STATED EXERCISE. Show every line below where "around" can be found.

** START RECORDS PROVIDED **

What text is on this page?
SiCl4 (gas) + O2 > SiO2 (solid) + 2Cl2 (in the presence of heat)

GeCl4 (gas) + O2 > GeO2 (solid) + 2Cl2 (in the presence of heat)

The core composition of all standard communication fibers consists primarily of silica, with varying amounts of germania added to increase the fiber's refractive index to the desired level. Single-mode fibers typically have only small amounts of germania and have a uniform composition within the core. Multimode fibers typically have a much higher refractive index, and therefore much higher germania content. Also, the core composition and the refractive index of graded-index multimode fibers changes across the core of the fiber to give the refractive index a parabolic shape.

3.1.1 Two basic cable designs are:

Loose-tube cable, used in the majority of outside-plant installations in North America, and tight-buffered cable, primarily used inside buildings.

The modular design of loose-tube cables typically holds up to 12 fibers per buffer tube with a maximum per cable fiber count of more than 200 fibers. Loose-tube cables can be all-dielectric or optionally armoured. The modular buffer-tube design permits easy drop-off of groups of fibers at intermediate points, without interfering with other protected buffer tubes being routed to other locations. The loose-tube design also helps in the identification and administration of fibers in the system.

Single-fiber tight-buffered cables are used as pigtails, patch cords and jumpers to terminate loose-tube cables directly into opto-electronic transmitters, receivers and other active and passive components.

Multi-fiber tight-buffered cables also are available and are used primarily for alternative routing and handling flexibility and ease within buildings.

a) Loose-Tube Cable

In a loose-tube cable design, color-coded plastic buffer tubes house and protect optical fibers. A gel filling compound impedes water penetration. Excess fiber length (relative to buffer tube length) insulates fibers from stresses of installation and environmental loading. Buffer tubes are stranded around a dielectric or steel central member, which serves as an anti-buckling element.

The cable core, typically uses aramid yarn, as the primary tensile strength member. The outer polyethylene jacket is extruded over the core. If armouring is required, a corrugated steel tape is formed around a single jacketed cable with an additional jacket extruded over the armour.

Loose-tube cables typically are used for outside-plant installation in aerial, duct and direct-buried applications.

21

** END RECORDS PROVIDED **

WRITTEN SOLUTION.
In a loose-tube cable design, color-coded plastic buffer tubes house and protect optical fibers. A gel filling compound impedes water penetration. Excess fiber length (relative to buffer tube length) insulates fibers from stresses of installation and environmental loading. Buffer tubes are stranded around a dielectric or steel central member, which serves as an anti-buckling element.
The cable core, typically uses aramid yarn, as the primary tensile strength member. The outer polyethylene jacket is extruded over the core. If armouring is required, a corrugated steel tape is formed around a single jacketed cable with an additional jacket extruded over the armour.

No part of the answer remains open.